_TASK INPUT_
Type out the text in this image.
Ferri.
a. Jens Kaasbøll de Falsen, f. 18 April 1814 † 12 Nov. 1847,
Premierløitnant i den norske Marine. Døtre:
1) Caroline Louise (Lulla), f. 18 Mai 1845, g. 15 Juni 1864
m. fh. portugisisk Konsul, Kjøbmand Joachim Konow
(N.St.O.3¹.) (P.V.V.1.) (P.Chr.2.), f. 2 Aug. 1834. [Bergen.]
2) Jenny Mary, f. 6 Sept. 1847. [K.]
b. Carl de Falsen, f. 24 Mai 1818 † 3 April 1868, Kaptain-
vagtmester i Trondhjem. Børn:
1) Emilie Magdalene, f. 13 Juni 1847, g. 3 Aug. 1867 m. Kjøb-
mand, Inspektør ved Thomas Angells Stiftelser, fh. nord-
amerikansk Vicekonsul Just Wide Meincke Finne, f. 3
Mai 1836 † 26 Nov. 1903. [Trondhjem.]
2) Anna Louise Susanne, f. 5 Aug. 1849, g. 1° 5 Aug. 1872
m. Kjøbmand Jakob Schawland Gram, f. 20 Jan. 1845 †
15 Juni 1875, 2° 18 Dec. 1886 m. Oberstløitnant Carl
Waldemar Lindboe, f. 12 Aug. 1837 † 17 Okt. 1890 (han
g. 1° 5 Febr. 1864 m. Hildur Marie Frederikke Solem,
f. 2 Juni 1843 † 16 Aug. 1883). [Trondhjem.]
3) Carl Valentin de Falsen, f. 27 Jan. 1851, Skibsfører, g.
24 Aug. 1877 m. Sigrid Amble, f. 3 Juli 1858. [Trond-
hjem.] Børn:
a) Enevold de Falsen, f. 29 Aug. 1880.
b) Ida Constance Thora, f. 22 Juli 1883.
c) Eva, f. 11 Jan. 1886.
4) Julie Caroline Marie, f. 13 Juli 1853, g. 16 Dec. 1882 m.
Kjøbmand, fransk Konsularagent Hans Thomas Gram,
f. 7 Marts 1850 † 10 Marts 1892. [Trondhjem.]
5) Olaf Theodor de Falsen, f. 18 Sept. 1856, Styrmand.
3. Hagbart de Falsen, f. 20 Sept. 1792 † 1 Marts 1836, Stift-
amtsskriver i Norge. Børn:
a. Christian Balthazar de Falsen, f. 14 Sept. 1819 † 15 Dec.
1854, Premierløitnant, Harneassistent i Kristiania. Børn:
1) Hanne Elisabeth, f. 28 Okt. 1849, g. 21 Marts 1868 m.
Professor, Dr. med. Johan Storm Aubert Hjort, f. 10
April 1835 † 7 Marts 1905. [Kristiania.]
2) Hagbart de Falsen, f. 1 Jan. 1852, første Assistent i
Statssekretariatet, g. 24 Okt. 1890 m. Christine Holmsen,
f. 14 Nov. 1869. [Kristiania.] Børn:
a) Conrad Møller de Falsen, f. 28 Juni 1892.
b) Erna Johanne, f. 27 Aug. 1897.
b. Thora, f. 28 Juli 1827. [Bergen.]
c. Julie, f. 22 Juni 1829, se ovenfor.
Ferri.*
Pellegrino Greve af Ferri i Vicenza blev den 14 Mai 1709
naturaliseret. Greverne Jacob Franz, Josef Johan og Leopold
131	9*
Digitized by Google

_TASK OBJECTIVE_
Copy out every line in the entries above that holds "Trondhjem".

_FINISHED TASK_
vagtmester i Trondhjem. Børn:
Mai 1836 † 26 Nov. 1903. [Trondhjem.]
f. 2 Juni 1843 † 16 Aug. 1883). [Trondhjem.]
f. 7 Marts 1850 † 10 Marts 1892. [Trondhjem.]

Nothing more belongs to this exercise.